-------- Available records --------

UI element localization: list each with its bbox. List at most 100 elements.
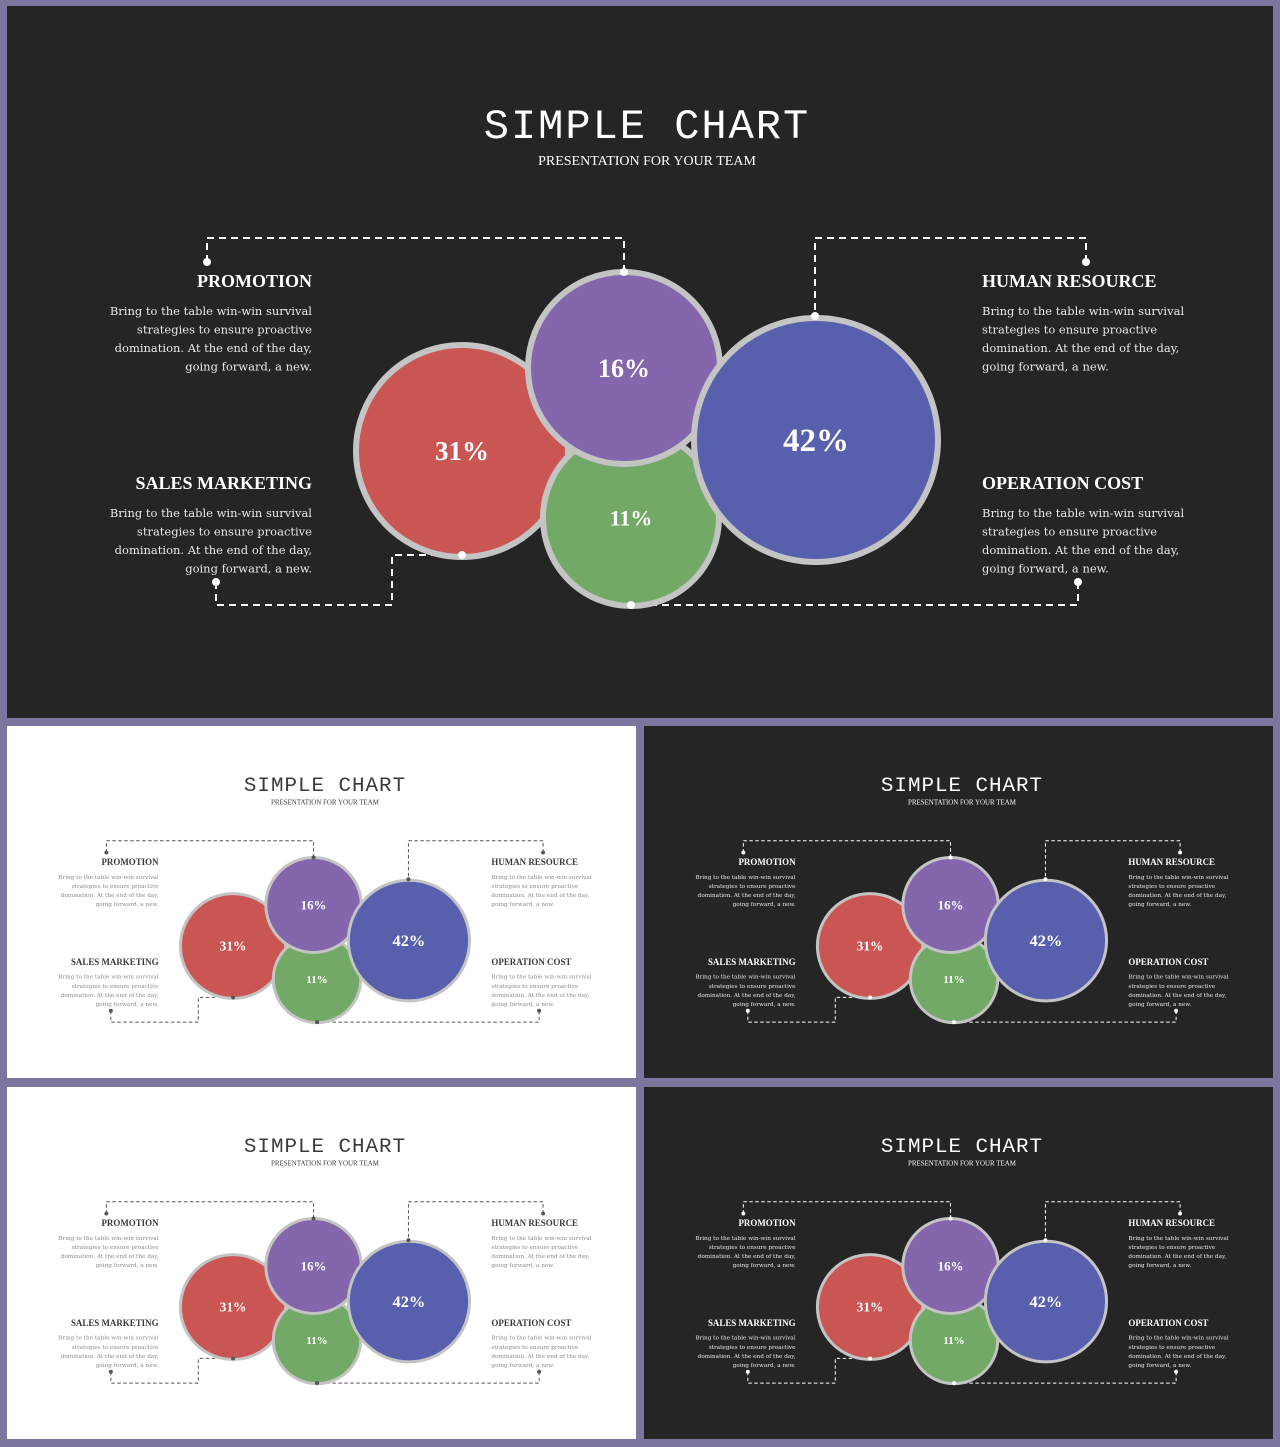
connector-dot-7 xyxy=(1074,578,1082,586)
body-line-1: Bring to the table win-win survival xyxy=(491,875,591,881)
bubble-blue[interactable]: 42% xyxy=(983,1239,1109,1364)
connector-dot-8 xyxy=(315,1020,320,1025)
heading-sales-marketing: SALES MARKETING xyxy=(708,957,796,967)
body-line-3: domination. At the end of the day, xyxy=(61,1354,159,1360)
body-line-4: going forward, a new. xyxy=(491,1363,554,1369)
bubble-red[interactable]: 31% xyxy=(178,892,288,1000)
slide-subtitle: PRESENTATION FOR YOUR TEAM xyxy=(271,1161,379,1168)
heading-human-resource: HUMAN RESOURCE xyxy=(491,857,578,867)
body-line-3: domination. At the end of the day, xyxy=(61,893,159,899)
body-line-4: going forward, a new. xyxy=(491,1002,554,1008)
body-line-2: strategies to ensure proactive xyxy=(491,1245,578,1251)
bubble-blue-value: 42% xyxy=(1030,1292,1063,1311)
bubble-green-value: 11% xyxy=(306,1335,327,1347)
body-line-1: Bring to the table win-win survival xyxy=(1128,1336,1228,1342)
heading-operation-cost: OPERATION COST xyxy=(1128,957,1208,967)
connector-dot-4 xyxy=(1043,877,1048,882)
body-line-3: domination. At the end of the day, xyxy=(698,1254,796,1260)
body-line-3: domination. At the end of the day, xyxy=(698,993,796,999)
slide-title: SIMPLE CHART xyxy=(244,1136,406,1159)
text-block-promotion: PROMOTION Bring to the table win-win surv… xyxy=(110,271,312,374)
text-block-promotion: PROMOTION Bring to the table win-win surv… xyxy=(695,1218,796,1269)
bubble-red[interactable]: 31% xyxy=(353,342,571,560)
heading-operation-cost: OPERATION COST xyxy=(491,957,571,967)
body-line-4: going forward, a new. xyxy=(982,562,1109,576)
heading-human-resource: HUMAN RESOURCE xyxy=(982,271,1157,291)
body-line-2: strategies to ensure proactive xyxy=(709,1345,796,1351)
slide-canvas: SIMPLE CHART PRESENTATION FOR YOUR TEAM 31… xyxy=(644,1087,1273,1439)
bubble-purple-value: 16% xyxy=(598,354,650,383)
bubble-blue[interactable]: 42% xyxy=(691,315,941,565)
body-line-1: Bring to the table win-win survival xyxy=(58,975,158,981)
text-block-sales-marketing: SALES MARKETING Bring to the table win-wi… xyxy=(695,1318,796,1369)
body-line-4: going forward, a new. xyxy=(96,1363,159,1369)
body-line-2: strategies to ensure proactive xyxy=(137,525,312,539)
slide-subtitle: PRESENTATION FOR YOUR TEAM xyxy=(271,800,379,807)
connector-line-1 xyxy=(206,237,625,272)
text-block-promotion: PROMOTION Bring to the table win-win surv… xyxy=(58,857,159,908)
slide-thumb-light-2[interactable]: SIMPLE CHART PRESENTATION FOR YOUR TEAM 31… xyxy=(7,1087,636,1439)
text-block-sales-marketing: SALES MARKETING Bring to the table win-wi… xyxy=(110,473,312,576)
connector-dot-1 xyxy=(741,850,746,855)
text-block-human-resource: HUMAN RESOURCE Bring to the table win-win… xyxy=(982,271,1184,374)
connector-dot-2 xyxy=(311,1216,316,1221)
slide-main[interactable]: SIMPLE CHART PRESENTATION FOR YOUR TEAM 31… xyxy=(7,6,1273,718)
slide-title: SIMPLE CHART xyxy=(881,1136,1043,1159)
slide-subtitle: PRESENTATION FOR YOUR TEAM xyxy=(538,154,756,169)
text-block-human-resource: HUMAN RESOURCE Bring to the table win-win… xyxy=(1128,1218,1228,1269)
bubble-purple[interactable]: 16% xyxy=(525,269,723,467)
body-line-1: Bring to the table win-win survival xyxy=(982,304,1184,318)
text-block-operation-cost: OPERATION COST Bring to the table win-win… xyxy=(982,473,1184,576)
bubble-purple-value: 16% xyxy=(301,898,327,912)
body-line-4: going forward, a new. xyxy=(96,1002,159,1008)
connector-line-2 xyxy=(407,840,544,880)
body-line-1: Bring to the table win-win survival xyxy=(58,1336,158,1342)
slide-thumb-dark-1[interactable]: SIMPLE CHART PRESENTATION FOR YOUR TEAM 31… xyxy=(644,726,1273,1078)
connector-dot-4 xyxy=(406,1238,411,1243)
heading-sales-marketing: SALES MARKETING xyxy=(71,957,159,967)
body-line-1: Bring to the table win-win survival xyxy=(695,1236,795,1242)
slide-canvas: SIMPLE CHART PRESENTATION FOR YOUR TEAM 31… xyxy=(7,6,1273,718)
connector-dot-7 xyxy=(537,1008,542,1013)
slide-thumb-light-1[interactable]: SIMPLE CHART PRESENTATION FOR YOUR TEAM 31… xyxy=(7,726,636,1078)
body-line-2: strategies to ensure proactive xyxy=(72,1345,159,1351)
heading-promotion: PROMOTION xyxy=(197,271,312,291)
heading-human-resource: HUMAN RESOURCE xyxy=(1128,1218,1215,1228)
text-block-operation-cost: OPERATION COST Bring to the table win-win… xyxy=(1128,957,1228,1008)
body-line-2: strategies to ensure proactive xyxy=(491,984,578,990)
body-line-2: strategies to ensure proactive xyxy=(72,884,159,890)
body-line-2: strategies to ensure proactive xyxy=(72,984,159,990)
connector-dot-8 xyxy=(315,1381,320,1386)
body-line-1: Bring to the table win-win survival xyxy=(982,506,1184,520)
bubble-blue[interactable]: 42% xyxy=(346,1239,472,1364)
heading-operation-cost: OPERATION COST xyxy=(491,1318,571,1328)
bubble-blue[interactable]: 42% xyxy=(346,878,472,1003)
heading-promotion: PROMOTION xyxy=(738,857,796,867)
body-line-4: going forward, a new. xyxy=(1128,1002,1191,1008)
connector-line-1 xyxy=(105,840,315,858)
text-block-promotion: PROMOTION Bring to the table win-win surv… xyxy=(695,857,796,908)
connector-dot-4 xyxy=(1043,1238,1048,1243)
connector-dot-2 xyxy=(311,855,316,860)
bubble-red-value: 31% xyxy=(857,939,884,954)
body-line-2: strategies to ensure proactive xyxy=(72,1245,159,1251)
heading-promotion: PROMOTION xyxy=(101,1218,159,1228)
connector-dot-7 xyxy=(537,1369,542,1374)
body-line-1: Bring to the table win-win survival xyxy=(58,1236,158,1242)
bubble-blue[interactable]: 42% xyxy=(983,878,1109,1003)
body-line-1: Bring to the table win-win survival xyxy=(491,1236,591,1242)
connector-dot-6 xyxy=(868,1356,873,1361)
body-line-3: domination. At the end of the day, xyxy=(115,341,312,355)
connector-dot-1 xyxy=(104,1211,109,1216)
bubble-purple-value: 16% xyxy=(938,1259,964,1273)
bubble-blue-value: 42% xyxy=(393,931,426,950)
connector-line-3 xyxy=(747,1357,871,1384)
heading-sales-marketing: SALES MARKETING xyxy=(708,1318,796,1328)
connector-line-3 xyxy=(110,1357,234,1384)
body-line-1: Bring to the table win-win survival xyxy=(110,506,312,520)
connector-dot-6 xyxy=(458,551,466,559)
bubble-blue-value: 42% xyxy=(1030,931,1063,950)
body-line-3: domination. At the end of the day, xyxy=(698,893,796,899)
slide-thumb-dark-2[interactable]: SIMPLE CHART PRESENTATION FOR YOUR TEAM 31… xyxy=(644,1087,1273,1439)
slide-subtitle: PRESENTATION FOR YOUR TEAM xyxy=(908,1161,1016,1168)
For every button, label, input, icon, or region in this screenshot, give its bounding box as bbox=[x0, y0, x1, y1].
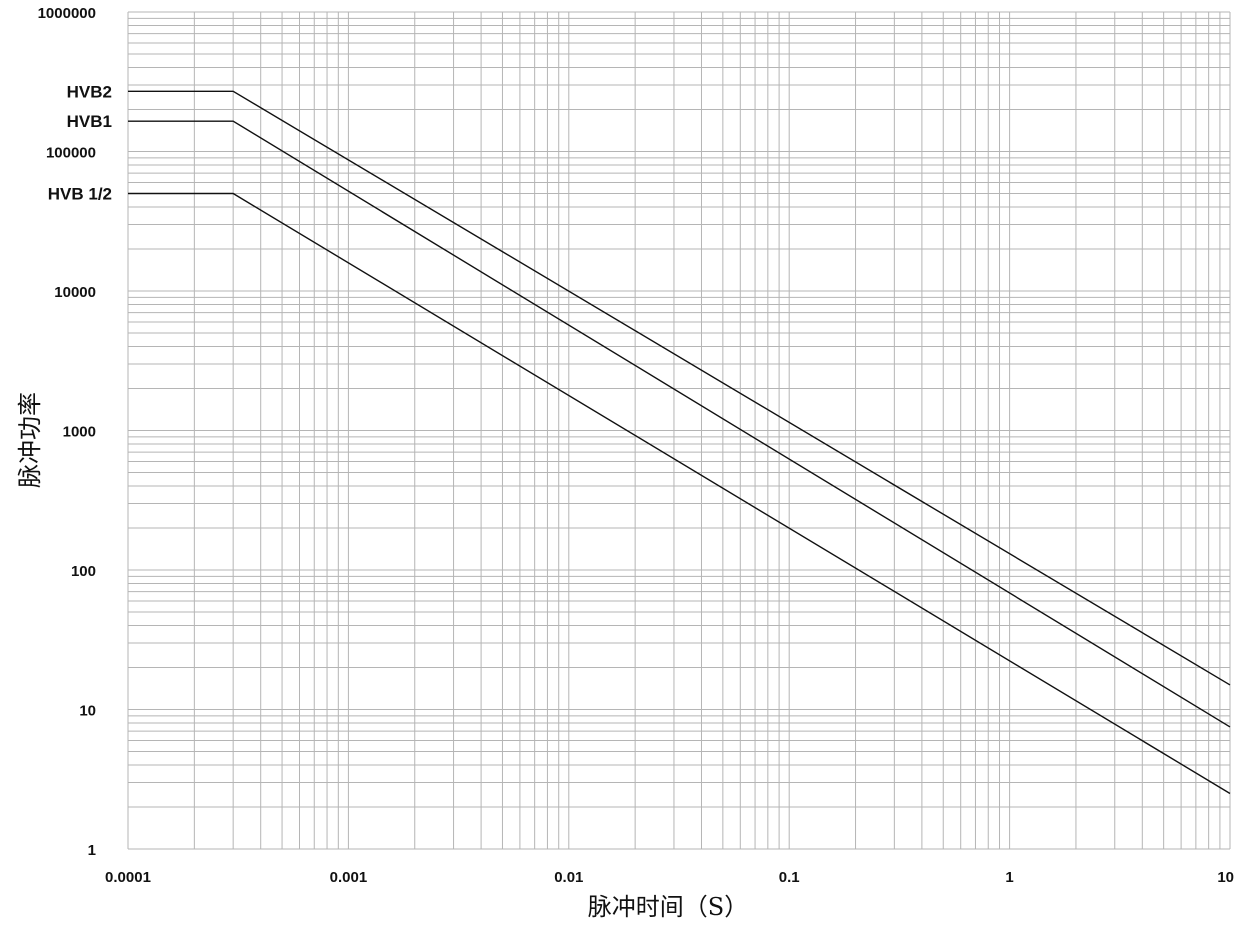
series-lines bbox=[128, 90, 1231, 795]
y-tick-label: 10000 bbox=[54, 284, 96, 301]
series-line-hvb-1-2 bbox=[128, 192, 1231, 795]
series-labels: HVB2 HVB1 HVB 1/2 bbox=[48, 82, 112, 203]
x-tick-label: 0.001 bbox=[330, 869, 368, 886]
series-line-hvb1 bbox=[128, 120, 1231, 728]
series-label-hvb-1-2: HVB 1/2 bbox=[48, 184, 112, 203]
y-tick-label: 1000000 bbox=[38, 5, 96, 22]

--------

Work instructions
Locate every line of the data that holds the string "bbox" and copy each such line.

Worked answer
UI element localization: list each with its bbox. List at most 100 elements.
For every button, label, input, icon, or region in this screenshot, give its bounding box as bbox=[x0, y0, x1, y1].
series-lines bbox=[128, 90, 1231, 795]
y-tick-label: 10000 bbox=[54, 284, 96, 301]
series-line-hvb-1-2 bbox=[128, 192, 1231, 795]
series-labels: HVB2 HVB1 HVB 1/2 bbox=[48, 82, 112, 203]
x-tick-label: 0.001 bbox=[330, 869, 368, 886]
series-line-hvb1 bbox=[128, 120, 1231, 728]
series-label-hvb-1-2: HVB 1/2 bbox=[48, 184, 112, 203]
y-tick-label: 1000000 bbox=[38, 5, 96, 22]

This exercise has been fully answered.